Put the lines of the items into a Markdown table with the columns Row and Line. Start at the first line and continue through the line containing "video-thumbnail-icon — [48, 616, 78, 632]", and leave out any blank lines.

***** SUPPLIED DATA *****

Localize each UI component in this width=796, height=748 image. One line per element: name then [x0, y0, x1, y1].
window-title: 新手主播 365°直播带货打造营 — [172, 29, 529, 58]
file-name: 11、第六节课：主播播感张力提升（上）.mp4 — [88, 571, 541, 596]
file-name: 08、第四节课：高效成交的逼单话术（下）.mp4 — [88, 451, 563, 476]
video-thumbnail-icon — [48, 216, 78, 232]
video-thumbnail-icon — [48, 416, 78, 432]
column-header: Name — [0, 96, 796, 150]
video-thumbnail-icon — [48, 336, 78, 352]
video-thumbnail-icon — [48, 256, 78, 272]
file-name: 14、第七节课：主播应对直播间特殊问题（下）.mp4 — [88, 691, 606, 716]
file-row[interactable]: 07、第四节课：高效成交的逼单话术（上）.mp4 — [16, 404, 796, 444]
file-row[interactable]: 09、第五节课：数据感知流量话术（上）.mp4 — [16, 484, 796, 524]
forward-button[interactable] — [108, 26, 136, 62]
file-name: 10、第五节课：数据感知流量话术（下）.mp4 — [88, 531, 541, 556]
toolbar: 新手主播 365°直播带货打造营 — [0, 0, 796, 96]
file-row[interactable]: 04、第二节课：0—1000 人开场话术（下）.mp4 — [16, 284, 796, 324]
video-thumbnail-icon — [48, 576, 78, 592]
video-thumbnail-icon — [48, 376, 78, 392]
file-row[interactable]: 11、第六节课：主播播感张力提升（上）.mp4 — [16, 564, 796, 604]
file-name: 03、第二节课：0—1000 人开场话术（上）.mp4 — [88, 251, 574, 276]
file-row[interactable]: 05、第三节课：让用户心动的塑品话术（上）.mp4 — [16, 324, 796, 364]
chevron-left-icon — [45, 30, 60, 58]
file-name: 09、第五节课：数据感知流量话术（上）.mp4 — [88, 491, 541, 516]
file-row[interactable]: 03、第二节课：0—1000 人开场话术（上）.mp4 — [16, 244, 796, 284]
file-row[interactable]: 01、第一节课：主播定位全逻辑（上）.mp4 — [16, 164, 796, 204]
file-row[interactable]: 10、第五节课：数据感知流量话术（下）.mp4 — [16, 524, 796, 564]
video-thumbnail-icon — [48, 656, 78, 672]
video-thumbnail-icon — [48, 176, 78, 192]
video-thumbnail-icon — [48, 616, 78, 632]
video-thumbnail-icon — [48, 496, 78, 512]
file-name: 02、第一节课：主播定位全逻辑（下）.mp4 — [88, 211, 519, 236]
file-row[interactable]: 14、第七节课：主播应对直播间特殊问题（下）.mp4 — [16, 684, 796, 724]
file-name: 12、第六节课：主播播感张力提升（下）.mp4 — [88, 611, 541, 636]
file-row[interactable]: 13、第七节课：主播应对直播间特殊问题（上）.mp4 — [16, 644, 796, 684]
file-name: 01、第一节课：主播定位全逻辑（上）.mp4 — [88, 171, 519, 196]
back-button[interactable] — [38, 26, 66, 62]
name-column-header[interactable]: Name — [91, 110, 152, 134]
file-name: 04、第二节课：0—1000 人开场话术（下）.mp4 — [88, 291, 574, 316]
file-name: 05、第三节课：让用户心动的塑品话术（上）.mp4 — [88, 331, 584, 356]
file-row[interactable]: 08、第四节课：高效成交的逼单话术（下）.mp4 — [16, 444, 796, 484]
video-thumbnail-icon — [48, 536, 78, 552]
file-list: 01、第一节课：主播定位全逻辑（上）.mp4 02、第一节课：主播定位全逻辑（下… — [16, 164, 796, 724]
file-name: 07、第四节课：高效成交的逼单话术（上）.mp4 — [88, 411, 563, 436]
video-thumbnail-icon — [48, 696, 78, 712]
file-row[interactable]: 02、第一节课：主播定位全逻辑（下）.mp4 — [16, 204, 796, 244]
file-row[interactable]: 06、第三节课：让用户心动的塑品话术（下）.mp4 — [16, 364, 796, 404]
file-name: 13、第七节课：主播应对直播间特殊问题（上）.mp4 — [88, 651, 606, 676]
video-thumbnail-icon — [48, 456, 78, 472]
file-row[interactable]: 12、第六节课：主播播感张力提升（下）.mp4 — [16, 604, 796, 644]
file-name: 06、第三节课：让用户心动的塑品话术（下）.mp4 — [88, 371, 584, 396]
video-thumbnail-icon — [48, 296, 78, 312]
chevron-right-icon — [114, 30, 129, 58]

*****

_SOLUTION FOR THIS PROBLEM_.
| Row | Line |
|---|---|
| 1 | Localize each UI component in this width=796, height=748 image. One line per element: name then [x0, y0, x1, y1]. |
| 2 | window-title: 新手主播 365°直播带货打造营 — [172, 29, 529, 58] |
| 3 | file-name: 11、第六节课：主播播感张力提升（上）.mp4 — [88, 571, 541, 596] |
| 4 | file-name: 08、第四节课：高效成交的逼单话术（下）.mp4 — [88, 451, 563, 476] |
| 5 | video-thumbnail-icon — [48, 216, 78, 232] |
| 6 | video-thumbnail-icon — [48, 416, 78, 432] |
| 7 | column-header: Name — [0, 96, 796, 150] |
| 8 | video-thumbnail-icon — [48, 336, 78, 352] |
| 9 | video-thumbnail-icon — [48, 256, 78, 272] |
| 10 | file-name: 14、第七节课：主播应对直播间特殊问题（下）.mp4 — [88, 691, 606, 716] |
| 11 | file-row[interactable]: 07、第四节课：高效成交的逼单话术（上）.mp4 — [16, 404, 796, 444] |
| 12 | file-row[interactable]: 09、第五节课：数据感知流量话术（上）.mp4 — [16, 484, 796, 524] |
| 13 | forward-button[interactable] — [108, 26, 136, 62] |
| 14 | file-name: 10、第五节课：数据感知流量话术（下）.mp4 — [88, 531, 541, 556] |
| 15 | toolbar: 新手主播 365°直播带货打造营 — [0, 0, 796, 96] |
| 16 | file-row[interactable]: 04、第二节课：0—1000 人开场话术（下）.mp4 — [16, 284, 796, 324] |
| 17 | video-thumbnail-icon — [48, 576, 78, 592] |
| 18 | video-thumbnail-icon — [48, 376, 78, 392] |
| 19 | file-row[interactable]: 11、第六节课：主播播感张力提升（上）.mp4 — [16, 564, 796, 604] |
| 20 | file-name: 03、第二节课：0—1000 人开场话术（上）.mp4 — [88, 251, 574, 276] |
| 21 | file-row[interactable]: 05、第三节课：让用户心动的塑品话术（上）.mp4 — [16, 324, 796, 364] |
| 22 | chevron-left-icon — [45, 30, 60, 58] |
| 23 | file-name: 09、第五节课：数据感知流量话术（上）.mp4 — [88, 491, 541, 516] |
| 24 | file-row[interactable]: 03、第二节课：0—1000 人开场话术（上）.mp4 — [16, 244, 796, 284] |
| 25 | file-row[interactable]: 01、第一节课：主播定位全逻辑（上）.mp4 — [16, 164, 796, 204] |
| 26 | file-row[interactable]: 10、第五节课：数据感知流量话术（下）.mp4 — [16, 524, 796, 564] |
| 27 | video-thumbnail-icon — [48, 656, 78, 672] |
| 28 | video-thumbnail-icon — [48, 176, 78, 192] |
| 29 | video-thumbnail-icon — [48, 616, 78, 632] |